THE EXERCISE:
Write out the whole listing word for word.

RECORDS FOR THE EXERCISE:
--------------------------------------------------

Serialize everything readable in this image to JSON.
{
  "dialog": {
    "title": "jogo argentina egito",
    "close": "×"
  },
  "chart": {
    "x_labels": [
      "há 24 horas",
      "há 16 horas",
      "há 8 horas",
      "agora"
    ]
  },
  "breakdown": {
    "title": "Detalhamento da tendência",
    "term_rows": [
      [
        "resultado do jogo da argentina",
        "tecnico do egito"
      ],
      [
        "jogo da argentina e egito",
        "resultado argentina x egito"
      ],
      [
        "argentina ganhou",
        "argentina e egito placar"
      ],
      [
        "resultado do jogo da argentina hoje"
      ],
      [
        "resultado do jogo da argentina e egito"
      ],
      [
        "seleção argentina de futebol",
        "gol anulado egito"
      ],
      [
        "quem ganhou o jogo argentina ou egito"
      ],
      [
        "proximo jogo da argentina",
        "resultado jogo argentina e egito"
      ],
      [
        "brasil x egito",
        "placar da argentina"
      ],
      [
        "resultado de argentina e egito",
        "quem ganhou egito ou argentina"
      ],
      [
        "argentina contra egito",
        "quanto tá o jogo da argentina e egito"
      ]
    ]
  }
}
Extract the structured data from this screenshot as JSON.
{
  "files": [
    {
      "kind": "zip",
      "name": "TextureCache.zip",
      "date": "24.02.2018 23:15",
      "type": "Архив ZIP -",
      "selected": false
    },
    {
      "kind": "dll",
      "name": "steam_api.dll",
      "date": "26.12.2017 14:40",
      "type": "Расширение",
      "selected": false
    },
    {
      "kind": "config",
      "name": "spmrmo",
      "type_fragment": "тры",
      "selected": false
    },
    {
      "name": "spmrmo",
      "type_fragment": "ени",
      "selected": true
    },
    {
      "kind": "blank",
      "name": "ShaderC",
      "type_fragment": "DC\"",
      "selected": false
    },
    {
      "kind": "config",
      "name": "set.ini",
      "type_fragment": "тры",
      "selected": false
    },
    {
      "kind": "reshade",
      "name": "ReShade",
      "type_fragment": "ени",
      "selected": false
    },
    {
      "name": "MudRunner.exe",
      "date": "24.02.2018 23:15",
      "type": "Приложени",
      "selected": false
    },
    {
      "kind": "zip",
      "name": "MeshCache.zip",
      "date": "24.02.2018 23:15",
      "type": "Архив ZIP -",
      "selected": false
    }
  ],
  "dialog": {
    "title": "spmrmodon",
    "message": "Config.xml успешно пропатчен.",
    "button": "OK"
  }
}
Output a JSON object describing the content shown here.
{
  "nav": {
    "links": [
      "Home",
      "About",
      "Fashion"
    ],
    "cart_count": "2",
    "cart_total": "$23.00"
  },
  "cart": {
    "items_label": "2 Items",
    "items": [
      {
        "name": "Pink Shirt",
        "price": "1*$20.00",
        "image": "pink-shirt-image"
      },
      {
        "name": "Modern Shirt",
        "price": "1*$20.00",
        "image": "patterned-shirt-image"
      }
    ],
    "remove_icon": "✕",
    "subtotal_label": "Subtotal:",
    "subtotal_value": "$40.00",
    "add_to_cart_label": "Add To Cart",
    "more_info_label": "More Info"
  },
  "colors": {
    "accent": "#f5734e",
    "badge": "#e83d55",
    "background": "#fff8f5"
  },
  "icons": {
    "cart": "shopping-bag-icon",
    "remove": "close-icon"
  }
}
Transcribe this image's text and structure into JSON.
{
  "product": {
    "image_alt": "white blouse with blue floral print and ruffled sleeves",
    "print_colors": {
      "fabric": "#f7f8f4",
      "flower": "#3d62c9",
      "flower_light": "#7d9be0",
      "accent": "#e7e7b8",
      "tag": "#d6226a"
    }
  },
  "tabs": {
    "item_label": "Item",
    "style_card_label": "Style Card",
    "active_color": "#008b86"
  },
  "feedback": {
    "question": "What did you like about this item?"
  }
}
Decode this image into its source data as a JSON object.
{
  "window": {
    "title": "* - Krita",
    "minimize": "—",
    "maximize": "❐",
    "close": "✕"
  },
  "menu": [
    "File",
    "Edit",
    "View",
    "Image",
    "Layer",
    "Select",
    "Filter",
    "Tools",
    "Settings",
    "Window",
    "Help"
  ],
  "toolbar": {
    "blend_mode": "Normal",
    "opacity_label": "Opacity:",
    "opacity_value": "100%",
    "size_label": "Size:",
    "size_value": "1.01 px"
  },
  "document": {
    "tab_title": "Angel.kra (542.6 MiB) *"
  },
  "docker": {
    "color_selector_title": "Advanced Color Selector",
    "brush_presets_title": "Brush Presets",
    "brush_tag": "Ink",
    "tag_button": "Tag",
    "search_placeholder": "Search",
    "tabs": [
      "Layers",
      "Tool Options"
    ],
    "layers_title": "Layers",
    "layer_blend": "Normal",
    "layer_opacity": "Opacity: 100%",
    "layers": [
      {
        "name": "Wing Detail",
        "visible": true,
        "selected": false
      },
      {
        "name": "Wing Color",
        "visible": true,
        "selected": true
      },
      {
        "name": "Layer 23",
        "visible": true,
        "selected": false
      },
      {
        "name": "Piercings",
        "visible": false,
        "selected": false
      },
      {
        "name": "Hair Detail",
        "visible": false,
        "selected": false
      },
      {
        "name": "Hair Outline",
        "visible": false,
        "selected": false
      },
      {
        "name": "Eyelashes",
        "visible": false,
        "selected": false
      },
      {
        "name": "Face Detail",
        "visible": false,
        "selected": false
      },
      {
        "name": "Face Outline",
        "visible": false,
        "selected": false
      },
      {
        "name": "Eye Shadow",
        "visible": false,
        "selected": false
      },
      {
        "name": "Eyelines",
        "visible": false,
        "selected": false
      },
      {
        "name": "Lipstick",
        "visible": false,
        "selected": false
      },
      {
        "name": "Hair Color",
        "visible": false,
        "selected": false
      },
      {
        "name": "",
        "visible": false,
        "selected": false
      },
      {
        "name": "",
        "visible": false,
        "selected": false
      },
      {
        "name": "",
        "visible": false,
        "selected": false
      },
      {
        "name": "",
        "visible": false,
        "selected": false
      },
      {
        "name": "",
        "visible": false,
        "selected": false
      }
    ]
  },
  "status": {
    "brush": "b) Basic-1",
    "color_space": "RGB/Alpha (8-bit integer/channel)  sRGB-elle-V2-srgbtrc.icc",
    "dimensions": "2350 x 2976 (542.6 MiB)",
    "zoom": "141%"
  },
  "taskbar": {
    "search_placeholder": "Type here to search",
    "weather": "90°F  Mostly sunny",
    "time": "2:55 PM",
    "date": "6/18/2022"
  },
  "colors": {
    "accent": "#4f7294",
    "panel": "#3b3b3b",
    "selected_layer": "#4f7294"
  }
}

--------------------------------------------------

TASK SOLUTION:
Serialize everything readable in this image to JSON.
{
  "dialog": {
    "title": "jogo argentina egito",
    "close": "×"
  },
  "chart": {
    "x_labels": [
      "há 24 horas",
      "há 16 horas",
      "há 8 horas",
      "agora"
    ]
  },
  "breakdown": {
    "title": "Detalhamento da tendência",
    "term_rows": [
      [
        "resultado do jogo da argentina",
        "tecnico do egito"
      ],
      [
        "jogo da argentina e egito",
        "resultado argentina x egito"
      ],
      [
        "argentina ganhou",
        "argentina e egito placar"
      ],
      [
        "resultado do jogo da argentina hoje"
      ],
      [
        "resultado do jogo da argentina e egito"
      ],
      [
        "seleção argentina de futebol",
        "gol anulado egito"
      ],
      [
        "quem ganhou o jogo argentina ou egito"
      ],
      [
        "proximo jogo da argentina",
        "resultado jogo argentina e egito"
      ],
      [
        "brasil x egito",
        "placar da argentina"
      ],
      [
        "resultado de argentina e egito",
        "quem ganhou egito ou argentina"
      ],
      [
        "argentina contra egito",
        "quanto tá o jogo da argentina e egito"
      ]
    ]
  }
}
Extract the structured data from this screenshot as JSON.
{
  "files": [
    {
      "kind": "zip",
      "name": "TextureCache.zip",
      "date": "24.02.2018 23:15",
      "type": "Архив ZIP -",
      "selected": false
    },
    {
      "kind": "dll",
      "name": "steam_api.dll",
      "date": "26.12.2017 14:40",
      "type": "Расширение",
      "selected": false
    },
    {
      "kind": "config",
      "name": "spmrmo",
      "type_fragment": "тры",
      "selected": false
    },
    {
      "name": "spmrmo",
      "type_fragment": "ени",
      "selected": true
    },
    {
      "kind": "blank",
      "name": "ShaderC",
      "type_fragment": "DC\"",
      "selected": false
    },
    {
      "kind": "config",
      "name": "set.ini",
      "type_fragment": "тры",
      "selected": false
    },
    {
      "kind": "reshade",
      "name": "ReShade",
      "type_fragment": "ени",
      "selected": false
    },
    {
      "name": "MudRunner.exe",
      "date": "24.02.2018 23:15",
      "type": "Приложени",
      "selected": false
    },
    {
      "kind": "zip",
      "name": "MeshCache.zip",
      "date": "24.02.2018 23:15",
      "type": "Архив ZIP -",
      "selected": false
    }
  ],
  "dialog": {
    "title": "spmrmodon",
    "message": "Config.xml успешно пропатчен.",
    "button": "OK"
  }
}
Output a JSON object describing the content shown here.
{
  "nav": {
    "links": [
      "Home",
      "About",
      "Fashion"
    ],
    "cart_count": "2",
    "cart_total": "$23.00"
  },
  "cart": {
    "items_label": "2 Items",
    "items": [
      {
        "name": "Pink Shirt",
        "price": "1*$20.00",
        "image": "pink-shirt-image"
      },
      {
        "name": "Modern Shirt",
        "price": "1*$20.00",
        "image": "patterned-shirt-image"
      }
    ],
    "remove_icon": "✕",
    "subtotal_label": "Subtotal:",
    "subtotal_value": "$40.00",
    "add_to_cart_label": "Add To Cart",
    "more_info_label": "More Info"
  },
  "colors": {
    "accent": "#f5734e",
    "badge": "#e83d55",
    "background": "#fff8f5"
  },
  "icons": {
    "cart": "shopping-bag-icon",
    "remove": "close-icon"
  }
}
Transcribe this image's text and structure into JSON.
{
  "product": {
    "image_alt": "white blouse with blue floral print and ruffled sleeves",
    "print_colors": {
      "fabric": "#f7f8f4",
      "flower": "#3d62c9",
      "flower_light": "#7d9be0",
      "accent": "#e7e7b8",
      "tag": "#d6226a"
    }
  },
  "tabs": {
    "item_label": "Item",
    "style_card_label": "Style Card",
    "active_color": "#008b86"
  },
  "feedback": {
    "question": "What did you like about this item?"
  }
}
Decode this image into its source data as a JSON object.
{
  "window": {
    "title": "* - Krita",
    "minimize": "—",
    "maximize": "❐",
    "close": "✕"
  },
  "menu": [
    "File",
    "Edit",
    "View",
    "Image",
    "Layer",
    "Select",
    "Filter",
    "Tools",
    "Settings",
    "Window",
    "Help"
  ],
  "toolbar": {
    "blend_mode": "Normal",
    "opacity_label": "Opacity:",
    "opacity_value": "100%",
    "size_label": "Size:",
    "size_value": "1.01 px"
  },
  "document": {
    "tab_title": "Angel.kra (542.6 MiB) *"
  },
  "docker": {
    "color_selector_title": "Advanced Color Selector",
    "brush_presets_title": "Brush Presets",
    "brush_tag": "Ink",
    "tag_button": "Tag",
    "search_placeholder": "Search",
    "tabs": [
      "Layers",
      "Tool Options"
    ],
    "layers_title": "Layers",
    "layer_blend": "Normal",
    "layer_opacity": "Opacity: 100%",
    "layers": [
      {
        "name": "Wing Detail",
        "visible": true,
        "selected": false
      },
      {
        "name": "Wing Color",
        "visible": true,
        "selected": true
      },
      {
        "name": "Layer 23",
        "visible": true,
        "selected": false
      },
      {
        "name": "Piercings",
        "visible": false,
        "selected": false
      },
      {
        "name": "Hair Detail",
        "visible": false,
        "selected": false
      },
      {
        "name": "Hair Outline",
        "visible": false,
        "selected": false
      },
      {
        "name": "Eyelashes",
        "visible": false,
        "selected": false
      },
      {
        "name": "Face Detail",
        "visible": false,
        "selected": false
      },
      {
        "name": "Face Outline",
        "visible": false,
        "selected": false
      },
      {
        "name": "Eye Shadow",
        "visible": false,
        "selected": false
      },
      {
        "name": "Eyelines",
        "visible": false,
        "selected": false
      },
      {
        "name": "Lipstick",
        "visible": false,
        "selected": false
      },
      {
        "name": "Hair Color",
        "visible": false,
        "selected": false
      },
      {
        "name": "",
        "visible": false,
        "selected": false
      },
      {
        "name": "",
        "visible": false,
        "selected": false
      },
      {
        "name": "",
        "visible": false,
        "selected": false
      },
      {
        "name": "",
        "visible": false,
        "selected": false
      },
      {
        "name": "",
        "visible": false,
        "selected": false
      }
    ]
  },
  "status": {
    "brush": "b) Basic-1",
    "color_space": "RGB/Alpha (8-bit integer/channel)  sRGB-elle-V2-srgbtrc.icc",
    "dimensions": "2350 x 2976 (542.6 MiB)",
    "zoom": "141%"
  },
  "taskbar": {
    "search_placeholder": "Type here to search",
    "weather": "90°F  Mostly sunny",
    "time": "2:55 PM",
    "date": "6/18/2022"
  },
  "colors": {
    "accent": "#4f7294",
    "panel": "#3b3b3b",
    "selected_layer": "#4f7294"
  }
}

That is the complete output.